## Problem description
Repeat, without any change, the entries presented below.

## Source data
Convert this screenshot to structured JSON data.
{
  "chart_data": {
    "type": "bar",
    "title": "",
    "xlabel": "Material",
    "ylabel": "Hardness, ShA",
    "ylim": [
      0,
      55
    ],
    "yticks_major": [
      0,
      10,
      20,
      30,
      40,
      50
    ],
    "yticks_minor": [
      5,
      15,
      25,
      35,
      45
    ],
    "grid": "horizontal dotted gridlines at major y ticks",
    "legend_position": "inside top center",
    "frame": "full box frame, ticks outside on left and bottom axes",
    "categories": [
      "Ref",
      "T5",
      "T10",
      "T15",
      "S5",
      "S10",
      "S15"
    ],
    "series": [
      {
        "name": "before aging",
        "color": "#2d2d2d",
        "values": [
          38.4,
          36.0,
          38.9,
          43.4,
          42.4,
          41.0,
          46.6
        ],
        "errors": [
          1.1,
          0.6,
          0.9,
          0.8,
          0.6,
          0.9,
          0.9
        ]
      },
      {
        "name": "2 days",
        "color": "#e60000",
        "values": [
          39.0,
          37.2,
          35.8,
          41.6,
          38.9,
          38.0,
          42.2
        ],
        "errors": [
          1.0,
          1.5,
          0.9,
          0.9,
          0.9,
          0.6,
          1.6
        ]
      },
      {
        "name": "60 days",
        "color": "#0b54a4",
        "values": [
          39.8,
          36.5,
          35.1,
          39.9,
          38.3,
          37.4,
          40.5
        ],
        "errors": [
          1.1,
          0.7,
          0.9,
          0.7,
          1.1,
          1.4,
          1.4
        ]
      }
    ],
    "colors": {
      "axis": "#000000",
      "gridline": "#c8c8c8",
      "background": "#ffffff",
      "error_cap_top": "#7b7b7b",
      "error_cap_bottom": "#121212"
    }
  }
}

## Solution for this problem
Convert this screenshot to structured JSON data.
{
  "chart_data": {
    "type": "bar",
    "title": "",
    "xlabel": "Material",
    "ylabel": "Hardness, ShA",
    "ylim": [
      0,
      55
    ],
    "yticks_major": [
      0,
      10,
      20,
      30,
      40,
      50
    ],
    "yticks_minor": [
      5,
      15,
      25,
      35,
      45
    ],
    "grid": "horizontal dotted gridlines at major y ticks",
    "legend_position": "inside top center",
    "frame": "full box frame, ticks outside on left and bottom axes",
    "categories": [
      "Ref",
      "T5",
      "T10",
      "T15",
      "S5",
      "S10",
      "S15"
    ],
    "series": [
      {
        "name": "before aging",
        "color": "#2d2d2d",
        "values": [
          38.4,
          36.0,
          38.9,
          43.4,
          42.4,
          41.0,
          46.6
        ],
        "errors": [
          1.1,
          0.6,
          0.9,
          0.8,
          0.6,
          0.9,
          0.9
        ]
      },
      {
        "name": "2 days",
        "color": "#e60000",
        "values": [
          39.0,
          37.2,
          35.8,
          41.6,
          38.9,
          38.0,
          42.2
        ],
        "errors": [
          1.0,
          1.5,
          0.9,
          0.9,
          0.9,
          0.6,
          1.6
        ]
      },
      {
        "name": "60 days",
        "color": "#0b54a4",
        "values": [
          39.8,
          36.5,
          35.1,
          39.9,
          38.3,
          37.4,
          40.5
        ],
        "errors": [
          1.1,
          0.7,
          0.9,
          0.7,
          1.1,
          1.4,
          1.4
        ]
      }
    ],
    "colors": {
      "axis": "#000000",
      "gridline": "#c8c8c8",
      "background": "#ffffff",
      "error_cap_top": "#7b7b7b",
      "error_cap_bottom": "#121212"
    }
  }
}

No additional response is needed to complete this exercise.